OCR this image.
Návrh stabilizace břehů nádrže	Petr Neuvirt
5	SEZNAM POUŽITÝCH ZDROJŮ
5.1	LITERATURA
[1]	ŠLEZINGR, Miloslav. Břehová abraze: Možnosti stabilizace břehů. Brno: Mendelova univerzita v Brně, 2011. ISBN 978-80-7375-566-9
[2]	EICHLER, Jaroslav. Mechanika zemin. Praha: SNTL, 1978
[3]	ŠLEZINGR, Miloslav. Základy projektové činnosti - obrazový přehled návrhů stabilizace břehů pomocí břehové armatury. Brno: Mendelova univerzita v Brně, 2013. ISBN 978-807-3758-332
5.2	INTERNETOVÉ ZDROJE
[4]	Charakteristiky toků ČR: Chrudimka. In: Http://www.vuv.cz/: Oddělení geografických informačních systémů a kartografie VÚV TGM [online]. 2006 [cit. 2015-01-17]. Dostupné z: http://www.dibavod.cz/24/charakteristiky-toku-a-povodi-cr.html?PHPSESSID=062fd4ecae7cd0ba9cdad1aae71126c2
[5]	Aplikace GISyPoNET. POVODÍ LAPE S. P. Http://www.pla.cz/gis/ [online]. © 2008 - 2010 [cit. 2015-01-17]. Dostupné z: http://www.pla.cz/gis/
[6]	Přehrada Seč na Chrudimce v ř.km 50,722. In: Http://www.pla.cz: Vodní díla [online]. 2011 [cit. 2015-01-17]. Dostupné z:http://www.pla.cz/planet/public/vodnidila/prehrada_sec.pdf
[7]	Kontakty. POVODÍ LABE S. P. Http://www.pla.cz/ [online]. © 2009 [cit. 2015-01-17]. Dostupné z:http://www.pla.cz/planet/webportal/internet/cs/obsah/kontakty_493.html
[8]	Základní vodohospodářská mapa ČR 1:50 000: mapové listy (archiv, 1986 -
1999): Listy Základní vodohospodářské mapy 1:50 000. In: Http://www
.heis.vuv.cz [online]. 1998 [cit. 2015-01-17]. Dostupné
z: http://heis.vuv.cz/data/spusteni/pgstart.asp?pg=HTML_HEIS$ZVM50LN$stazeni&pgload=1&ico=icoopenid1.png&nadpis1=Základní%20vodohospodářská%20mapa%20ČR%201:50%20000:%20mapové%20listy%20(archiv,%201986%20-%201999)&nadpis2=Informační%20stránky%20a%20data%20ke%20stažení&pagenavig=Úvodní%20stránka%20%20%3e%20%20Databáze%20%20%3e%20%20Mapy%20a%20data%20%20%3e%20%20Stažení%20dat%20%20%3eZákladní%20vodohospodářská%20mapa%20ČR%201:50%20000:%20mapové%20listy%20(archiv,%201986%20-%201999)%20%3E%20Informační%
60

§ §

■ What you will do:
How many lines in the records hold the string "ISBN"? Reply with the number alone.

■ Solution to this exercise:
2